Supplied data>
-- start --

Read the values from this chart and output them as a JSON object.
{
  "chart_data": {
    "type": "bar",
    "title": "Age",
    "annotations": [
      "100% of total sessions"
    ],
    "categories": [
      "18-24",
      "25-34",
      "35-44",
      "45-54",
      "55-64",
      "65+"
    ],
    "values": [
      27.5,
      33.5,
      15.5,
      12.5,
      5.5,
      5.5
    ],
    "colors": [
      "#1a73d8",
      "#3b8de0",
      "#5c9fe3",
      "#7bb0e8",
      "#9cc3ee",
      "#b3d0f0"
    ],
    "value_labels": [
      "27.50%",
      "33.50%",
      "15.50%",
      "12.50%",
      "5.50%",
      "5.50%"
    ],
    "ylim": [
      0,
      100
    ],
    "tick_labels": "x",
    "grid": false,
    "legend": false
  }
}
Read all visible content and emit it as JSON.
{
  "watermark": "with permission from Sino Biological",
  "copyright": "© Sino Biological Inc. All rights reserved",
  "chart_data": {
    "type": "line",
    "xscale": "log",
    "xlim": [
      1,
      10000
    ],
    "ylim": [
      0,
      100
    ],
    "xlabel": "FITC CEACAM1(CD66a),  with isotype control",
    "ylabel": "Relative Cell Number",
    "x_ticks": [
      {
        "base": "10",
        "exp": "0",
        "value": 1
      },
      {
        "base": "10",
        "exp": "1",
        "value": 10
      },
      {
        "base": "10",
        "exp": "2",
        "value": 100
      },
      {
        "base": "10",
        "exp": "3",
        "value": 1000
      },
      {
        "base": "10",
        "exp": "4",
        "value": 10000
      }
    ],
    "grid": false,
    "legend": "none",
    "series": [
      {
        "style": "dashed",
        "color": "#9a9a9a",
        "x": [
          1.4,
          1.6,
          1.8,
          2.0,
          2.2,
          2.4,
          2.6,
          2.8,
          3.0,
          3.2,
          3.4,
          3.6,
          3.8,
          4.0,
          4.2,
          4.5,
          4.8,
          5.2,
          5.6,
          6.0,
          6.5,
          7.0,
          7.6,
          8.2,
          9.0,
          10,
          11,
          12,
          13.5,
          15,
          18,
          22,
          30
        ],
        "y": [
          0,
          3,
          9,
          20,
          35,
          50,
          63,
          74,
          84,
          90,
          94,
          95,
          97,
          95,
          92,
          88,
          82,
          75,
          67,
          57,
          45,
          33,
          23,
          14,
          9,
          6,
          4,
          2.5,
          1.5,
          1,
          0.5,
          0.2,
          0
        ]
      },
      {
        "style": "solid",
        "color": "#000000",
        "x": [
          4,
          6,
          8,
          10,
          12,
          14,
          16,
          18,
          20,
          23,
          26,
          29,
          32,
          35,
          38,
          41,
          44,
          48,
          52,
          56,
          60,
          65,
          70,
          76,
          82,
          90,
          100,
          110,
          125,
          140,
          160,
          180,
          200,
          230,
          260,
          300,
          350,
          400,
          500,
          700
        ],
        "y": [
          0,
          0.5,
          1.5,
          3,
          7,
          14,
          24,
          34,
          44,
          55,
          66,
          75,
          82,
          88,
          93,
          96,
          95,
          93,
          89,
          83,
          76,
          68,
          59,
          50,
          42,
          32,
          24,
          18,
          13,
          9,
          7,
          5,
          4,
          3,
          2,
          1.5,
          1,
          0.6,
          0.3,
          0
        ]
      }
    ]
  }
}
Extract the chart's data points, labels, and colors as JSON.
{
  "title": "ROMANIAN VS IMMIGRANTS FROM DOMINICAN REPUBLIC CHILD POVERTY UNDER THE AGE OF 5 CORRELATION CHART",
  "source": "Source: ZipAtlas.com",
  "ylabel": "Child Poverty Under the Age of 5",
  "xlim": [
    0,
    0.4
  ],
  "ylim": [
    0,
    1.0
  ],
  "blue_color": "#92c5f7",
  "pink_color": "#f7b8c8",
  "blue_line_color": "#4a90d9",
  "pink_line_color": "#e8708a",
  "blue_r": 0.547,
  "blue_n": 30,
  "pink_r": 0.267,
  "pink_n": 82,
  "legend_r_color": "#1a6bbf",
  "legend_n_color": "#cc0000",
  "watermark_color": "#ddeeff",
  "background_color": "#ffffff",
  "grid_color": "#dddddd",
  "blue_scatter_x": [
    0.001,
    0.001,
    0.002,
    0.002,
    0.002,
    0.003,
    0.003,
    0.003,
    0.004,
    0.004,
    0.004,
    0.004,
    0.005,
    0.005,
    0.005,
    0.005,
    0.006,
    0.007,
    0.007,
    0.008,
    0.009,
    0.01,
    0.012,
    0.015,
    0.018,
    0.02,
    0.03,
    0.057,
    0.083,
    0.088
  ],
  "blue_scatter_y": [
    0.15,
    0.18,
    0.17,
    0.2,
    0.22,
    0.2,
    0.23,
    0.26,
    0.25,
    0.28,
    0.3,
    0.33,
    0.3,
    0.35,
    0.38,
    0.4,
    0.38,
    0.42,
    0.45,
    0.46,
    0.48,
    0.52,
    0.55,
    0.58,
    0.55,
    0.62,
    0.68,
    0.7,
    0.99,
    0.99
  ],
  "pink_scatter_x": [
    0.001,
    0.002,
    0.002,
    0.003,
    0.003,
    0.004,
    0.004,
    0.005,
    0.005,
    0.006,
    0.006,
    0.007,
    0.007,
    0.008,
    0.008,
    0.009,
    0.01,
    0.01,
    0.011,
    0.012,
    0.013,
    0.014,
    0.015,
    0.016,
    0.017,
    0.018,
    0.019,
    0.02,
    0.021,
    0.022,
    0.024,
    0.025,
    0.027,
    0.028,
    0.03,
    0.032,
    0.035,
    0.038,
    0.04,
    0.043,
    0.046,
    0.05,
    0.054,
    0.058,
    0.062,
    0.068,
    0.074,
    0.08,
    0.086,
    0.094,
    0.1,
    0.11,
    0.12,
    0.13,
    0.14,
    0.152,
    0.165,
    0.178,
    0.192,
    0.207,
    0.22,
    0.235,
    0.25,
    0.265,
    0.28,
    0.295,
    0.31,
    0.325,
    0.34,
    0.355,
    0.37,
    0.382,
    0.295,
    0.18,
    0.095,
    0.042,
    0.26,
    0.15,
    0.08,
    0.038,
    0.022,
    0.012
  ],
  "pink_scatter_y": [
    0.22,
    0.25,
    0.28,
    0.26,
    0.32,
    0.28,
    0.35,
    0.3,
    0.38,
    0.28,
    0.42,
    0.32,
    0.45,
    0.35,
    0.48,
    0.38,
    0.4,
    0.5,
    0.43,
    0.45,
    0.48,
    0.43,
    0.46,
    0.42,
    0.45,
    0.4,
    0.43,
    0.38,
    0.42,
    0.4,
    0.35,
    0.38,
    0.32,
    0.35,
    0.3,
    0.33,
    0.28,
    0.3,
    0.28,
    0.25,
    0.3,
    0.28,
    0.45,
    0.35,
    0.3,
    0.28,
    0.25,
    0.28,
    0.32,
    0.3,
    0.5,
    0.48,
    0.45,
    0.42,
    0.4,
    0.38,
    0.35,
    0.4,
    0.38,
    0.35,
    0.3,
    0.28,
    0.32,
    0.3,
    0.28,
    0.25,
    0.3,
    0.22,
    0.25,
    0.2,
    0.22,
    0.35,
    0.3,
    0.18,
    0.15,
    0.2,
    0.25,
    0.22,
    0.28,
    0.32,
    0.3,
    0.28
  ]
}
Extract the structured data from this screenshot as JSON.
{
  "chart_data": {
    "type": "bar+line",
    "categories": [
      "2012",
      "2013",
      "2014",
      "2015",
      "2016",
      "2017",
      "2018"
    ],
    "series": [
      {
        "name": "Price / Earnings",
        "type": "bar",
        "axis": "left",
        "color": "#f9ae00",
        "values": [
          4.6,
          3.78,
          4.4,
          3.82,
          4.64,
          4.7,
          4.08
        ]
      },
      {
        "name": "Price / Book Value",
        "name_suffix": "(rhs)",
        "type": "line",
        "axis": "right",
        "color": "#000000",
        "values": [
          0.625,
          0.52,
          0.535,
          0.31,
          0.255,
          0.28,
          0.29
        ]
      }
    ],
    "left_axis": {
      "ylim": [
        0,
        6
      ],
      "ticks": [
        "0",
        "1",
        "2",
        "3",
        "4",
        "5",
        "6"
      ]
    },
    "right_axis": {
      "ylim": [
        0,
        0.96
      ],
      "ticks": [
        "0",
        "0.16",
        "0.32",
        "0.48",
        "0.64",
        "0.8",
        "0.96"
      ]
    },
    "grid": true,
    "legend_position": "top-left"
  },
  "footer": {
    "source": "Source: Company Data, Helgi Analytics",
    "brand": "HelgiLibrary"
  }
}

-- end --

Required task> Among the entries above, identify all lines with "Price" and copy them.

Expected answer>
        "name": "Price / Earnings",
        "name": "Price / Book Value",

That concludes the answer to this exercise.